| What the task requires |
The listing below should be printed exactly, every line of it. Skip the pictures.

| Data for this task |
- - -

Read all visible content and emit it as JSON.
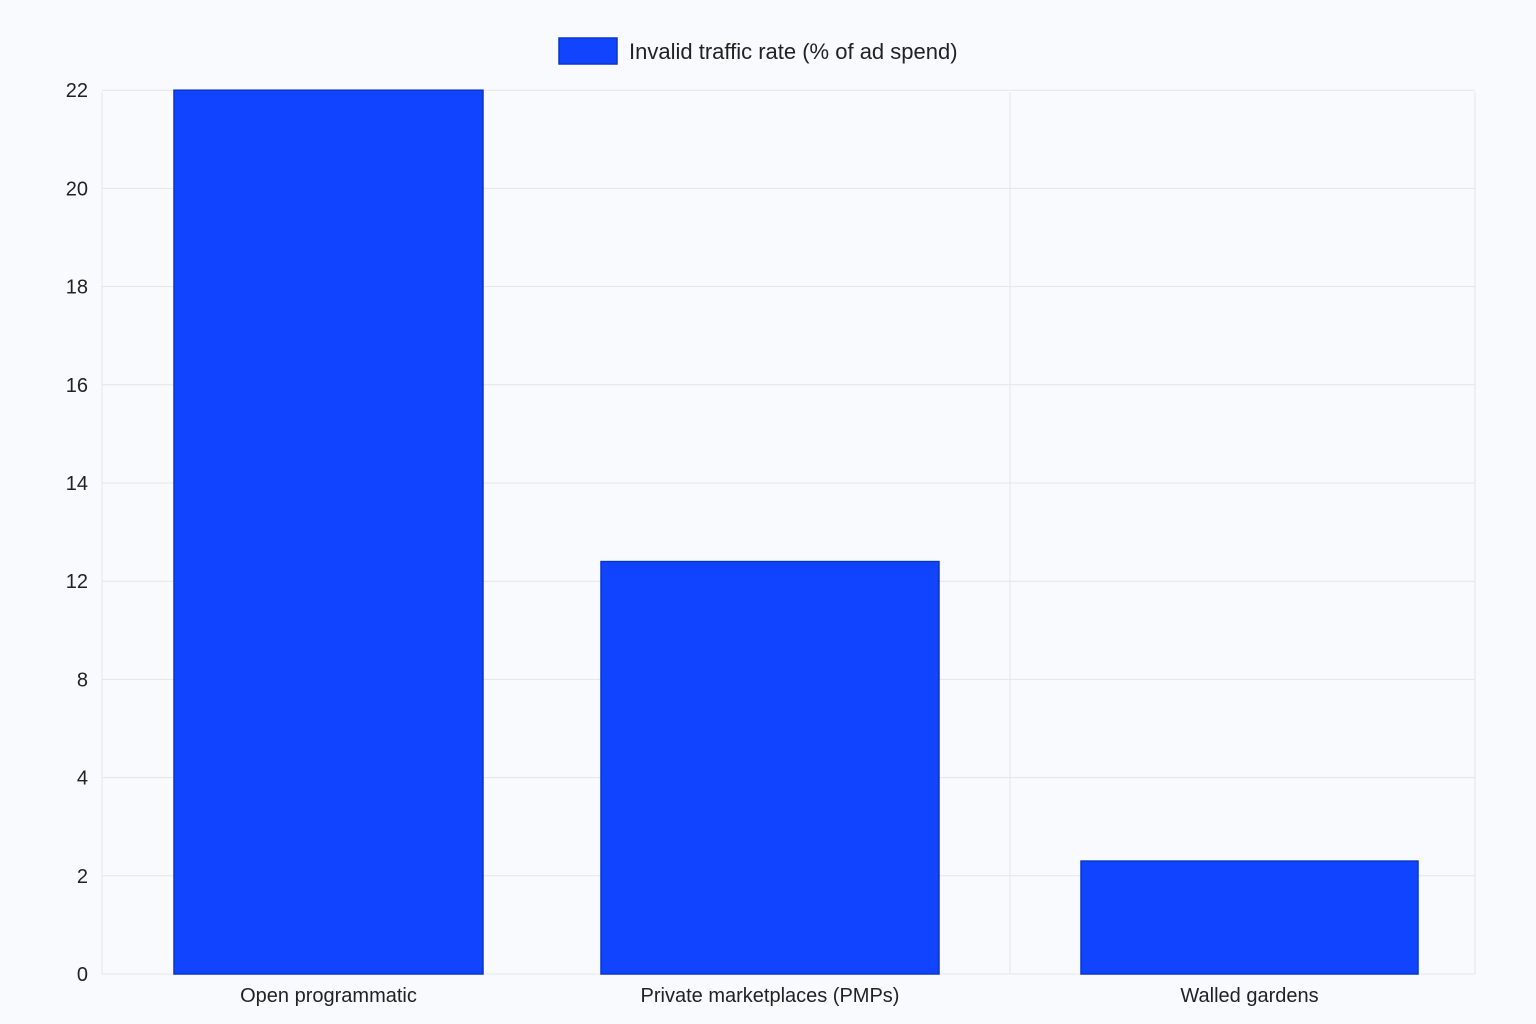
{
  "chart_data": {
    "type": "bar",
    "categories": [
      "Open programmatic",
      "Private marketplaces (PMPs)",
      "Walled gardens"
    ],
    "series": [
      {
        "name": "Invalid traffic rate (% of ad spend)",
        "values": [
          22,
          12.4,
          2.3
        ],
        "color": "#1144ff"
      }
    ],
    "y_ticks": [
      0,
      2,
      4,
      8,
      12,
      14,
      16,
      18,
      20,
      22
    ],
    "ylim": [
      0,
      22
    ],
    "grid": true,
    "legend_position": "top-center"
  }
}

- - -

| Solution to the exercise |
Read all visible content and emit it as JSON.
{
  "chart_data": {
    "type": "bar",
    "categories": [
      "Open programmatic",
      "Private marketplaces (PMPs)",
      "Walled gardens"
    ],
    "series": [
      {
        "name": "Invalid traffic rate (% of ad spend)",
        "values": [
          22,
          12.4,
          2.3
        ],
        "color": "#1144ff"
      }
    ],
    "y_ticks": [
      0,
      2,
      4,
      8,
      12,
      14,
      16,
      18,
      20,
      22
    ],
    "ylim": [
      0,
      22
    ],
    "grid": true,
    "legend_position": "top-center"
  }
}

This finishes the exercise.